-- START OF DATA LINES --

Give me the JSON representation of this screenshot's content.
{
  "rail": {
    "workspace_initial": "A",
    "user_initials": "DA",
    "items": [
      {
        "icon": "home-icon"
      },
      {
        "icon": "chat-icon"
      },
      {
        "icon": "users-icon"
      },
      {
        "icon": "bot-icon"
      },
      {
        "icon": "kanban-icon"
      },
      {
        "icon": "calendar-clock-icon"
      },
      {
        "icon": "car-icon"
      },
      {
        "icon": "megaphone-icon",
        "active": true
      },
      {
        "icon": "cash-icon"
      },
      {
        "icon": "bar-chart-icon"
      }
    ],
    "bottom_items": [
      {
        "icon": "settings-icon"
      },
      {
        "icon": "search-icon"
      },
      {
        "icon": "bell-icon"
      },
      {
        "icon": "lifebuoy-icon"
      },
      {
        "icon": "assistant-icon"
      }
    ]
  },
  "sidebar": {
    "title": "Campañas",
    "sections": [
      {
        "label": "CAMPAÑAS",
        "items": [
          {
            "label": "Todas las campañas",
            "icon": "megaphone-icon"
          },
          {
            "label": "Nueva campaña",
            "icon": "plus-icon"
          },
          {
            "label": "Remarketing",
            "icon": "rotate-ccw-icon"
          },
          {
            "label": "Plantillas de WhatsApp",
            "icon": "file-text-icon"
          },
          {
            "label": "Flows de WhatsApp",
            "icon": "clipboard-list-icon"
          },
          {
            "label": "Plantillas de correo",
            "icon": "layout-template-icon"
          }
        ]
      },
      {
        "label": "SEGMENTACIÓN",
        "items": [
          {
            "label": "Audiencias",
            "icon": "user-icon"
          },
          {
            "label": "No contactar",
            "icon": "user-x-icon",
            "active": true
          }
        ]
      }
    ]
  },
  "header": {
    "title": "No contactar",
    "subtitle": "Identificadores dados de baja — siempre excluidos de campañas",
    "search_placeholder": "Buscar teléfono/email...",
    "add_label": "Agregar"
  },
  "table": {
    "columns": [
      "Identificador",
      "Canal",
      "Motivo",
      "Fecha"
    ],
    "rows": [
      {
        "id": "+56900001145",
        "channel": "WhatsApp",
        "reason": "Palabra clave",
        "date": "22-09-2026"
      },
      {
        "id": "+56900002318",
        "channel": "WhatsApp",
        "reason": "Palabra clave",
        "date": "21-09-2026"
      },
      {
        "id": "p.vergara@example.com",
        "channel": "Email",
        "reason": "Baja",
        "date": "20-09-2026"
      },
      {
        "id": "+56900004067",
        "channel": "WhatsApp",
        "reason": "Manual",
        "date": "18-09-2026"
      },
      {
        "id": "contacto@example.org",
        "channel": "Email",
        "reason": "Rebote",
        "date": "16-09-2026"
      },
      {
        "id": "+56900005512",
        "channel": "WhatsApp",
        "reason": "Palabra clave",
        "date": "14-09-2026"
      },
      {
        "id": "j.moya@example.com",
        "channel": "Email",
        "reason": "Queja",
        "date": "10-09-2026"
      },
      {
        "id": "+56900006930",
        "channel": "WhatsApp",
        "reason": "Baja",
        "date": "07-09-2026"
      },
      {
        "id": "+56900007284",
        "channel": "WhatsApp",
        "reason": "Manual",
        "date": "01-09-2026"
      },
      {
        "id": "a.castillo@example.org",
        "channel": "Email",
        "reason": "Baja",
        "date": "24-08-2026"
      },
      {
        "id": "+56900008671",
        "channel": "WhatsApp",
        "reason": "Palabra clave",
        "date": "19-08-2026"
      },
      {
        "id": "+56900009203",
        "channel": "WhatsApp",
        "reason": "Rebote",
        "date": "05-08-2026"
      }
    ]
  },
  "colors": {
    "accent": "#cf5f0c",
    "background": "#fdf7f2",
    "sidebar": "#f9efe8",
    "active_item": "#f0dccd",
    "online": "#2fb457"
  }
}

-- END OF DATA LINES --

GIVEN PROBLEM:
Write out all records exactly, keeping every detail.

THE COMPLETED TASK:
Give me the JSON representation of this screenshot's content.
{
  "rail": {
    "workspace_initial": "A",
    "user_initials": "DA",
    "items": [
      {
        "icon": "home-icon"
      },
      {
        "icon": "chat-icon"
      },
      {
        "icon": "users-icon"
      },
      {
        "icon": "bot-icon"
      },
      {
        "icon": "kanban-icon"
      },
      {
        "icon": "calendar-clock-icon"
      },
      {
        "icon": "car-icon"
      },
      {
        "icon": "megaphone-icon",
        "active": true
      },
      {
        "icon": "cash-icon"
      },
      {
        "icon": "bar-chart-icon"
      }
    ],
    "bottom_items": [
      {
        "icon": "settings-icon"
      },
      {
        "icon": "search-icon"
      },
      {
        "icon": "bell-icon"
      },
      {
        "icon": "lifebuoy-icon"
      },
      {
        "icon": "assistant-icon"
      }
    ]
  },
  "sidebar": {
    "title": "Campañas",
    "sections": [
      {
        "label": "CAMPAÑAS",
        "items": [
          {
            "label": "Todas las campañas",
            "icon": "megaphone-icon"
          },
          {
            "label": "Nueva campaña",
            "icon": "plus-icon"
          },
          {
            "label": "Remarketing",
            "icon": "rotate-ccw-icon"
          },
          {
            "label": "Plantillas de WhatsApp",
            "icon": "file-text-icon"
          },
          {
            "label": "Flows de WhatsApp",
            "icon": "clipboard-list-icon"
          },
          {
            "label": "Plantillas de correo",
            "icon": "layout-template-icon"
          }
        ]
      },
      {
        "label": "SEGMENTACIÓN",
        "items": [
          {
            "label": "Audiencias",
            "icon": "user-icon"
          },
          {
            "label": "No contactar",
            "icon": "user-x-icon",
            "active": true
          }
        ]
      }
    ]
  },
  "header": {
    "title": "No contactar",
    "subtitle": "Identificadores dados de baja — siempre excluidos de campañas",
    "search_placeholder": "Buscar teléfono/email...",
    "add_label": "Agregar"
  },
  "table": {
    "columns": [
      "Identificador",
      "Canal",
      "Motivo",
      "Fecha"
    ],
    "rows": [
      {
        "id": "+56900001145",
        "channel": "WhatsApp",
        "reason": "Palabra clave",
        "date": "22-09-2026"
      },
      {
        "id": "+56900002318",
        "channel": "WhatsApp",
        "reason": "Palabra clave",
        "date": "21-09-2026"
      },
      {
        "id": "p.vergara@example.com",
        "channel": "Email",
        "reason": "Baja",
        "date": "20-09-2026"
      },
      {
        "id": "+56900004067",
        "channel": "WhatsApp",
        "reason": "Manual",
        "date": "18-09-2026"
      },
      {
        "id": "contacto@example.org",
        "channel": "Email",
        "reason": "Rebote",
        "date": "16-09-2026"
      },
      {
        "id": "+56900005512",
        "channel": "WhatsApp",
        "reason": "Palabra clave",
        "date": "14-09-2026"
      },
      {
        "id": "j.moya@example.com",
        "channel": "Email",
        "reason": "Queja",
        "date": "10-09-2026"
      },
      {
        "id": "+56900006930",
        "channel": "WhatsApp",
        "reason": "Baja",
        "date": "07-09-2026"
      },
      {
        "id": "+56900007284",
        "channel": "WhatsApp",
        "reason": "Manual",
        "date": "01-09-2026"
      },
      {
        "id": "a.castillo@example.org",
        "channel": "Email",
        "reason": "Baja",
        "date": "24-08-2026"
      },
      {
        "id": "+56900008671",
        "channel": "WhatsApp",
        "reason": "Palabra clave",
        "date": "19-08-2026"
      },
      {
        "id": "+56900009203",
        "channel": "WhatsApp",
        "reason": "Rebote",
        "date": "05-08-2026"
      }
    ]
  },
  "colors": {
    "accent": "#cf5f0c",
    "background": "#fdf7f2",
    "sidebar": "#f9efe8",
    "active_item": "#f0dccd",
    "online": "#2fb457"
  }
}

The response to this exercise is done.